▶ What is asked:
Restate the entries word for word, omitting nothing.

▶ Data entries:
● ● ●

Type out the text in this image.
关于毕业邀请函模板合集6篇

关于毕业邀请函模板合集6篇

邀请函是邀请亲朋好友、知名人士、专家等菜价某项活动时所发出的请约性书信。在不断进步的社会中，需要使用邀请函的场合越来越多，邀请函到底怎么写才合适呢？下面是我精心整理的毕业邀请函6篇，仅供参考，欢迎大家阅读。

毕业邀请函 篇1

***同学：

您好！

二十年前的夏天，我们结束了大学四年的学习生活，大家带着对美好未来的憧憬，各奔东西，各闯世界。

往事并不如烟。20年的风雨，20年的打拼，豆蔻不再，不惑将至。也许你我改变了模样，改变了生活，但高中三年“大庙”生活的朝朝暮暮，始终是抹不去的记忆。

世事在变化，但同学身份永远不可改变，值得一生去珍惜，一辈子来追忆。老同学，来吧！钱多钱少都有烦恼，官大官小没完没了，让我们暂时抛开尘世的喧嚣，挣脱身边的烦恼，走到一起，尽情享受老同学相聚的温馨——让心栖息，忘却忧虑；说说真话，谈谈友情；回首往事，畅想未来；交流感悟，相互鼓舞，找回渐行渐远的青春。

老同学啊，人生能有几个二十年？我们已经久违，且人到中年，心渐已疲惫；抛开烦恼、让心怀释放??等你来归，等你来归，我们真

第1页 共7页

● ● ●

▶ Solution for this exercise:
Type out the text in this image.
关于毕业邀请函模板合集6篇

关于毕业邀请函模板合集6篇

邀请函是邀请亲朋好友、知名人士、专家等菜价某项活动时所发出的请约性书信。在不断进步的社会中，需要使用邀请函的场合越来越多，邀请函到底怎么写才合适呢？下面是我精心整理的毕业邀请函6篇，仅供参考，欢迎大家阅读。

毕业邀请函 篇1

***同学：

您好！

二十年前的夏天，我们结束了大学四年的学习生活，大家带着对美好未来的憧憬，各奔东西，各闯世界。

往事并不如烟。20年的风雨，20年的打拼，豆蔻不再，不惑将至。也许你我改变了模样，改变了生活，但高中三年“大庙”生活的朝朝暮暮，始终是抹不去的记忆。

世事在变化，但同学身份永远不可改变，值得一生去珍惜，一辈子来追忆。老同学，来吧！钱多钱少都有烦恼，官大官小没完没了，让我们暂时抛开尘世的喧嚣，挣脱身边的烦恼，走到一起，尽情享受老同学相聚的温馨——让心栖息，忘却忧虑；说说真话，谈谈友情；回首往事，畅想未来；交流感悟，相互鼓舞，找回渐行渐远的青春。

老同学啊，人生能有几个二十年？我们已经久违，且人到中年，心渐已疲惫；抛开烦恼、让心怀释放??等你来归，等你来归，我们真

第1页 共7页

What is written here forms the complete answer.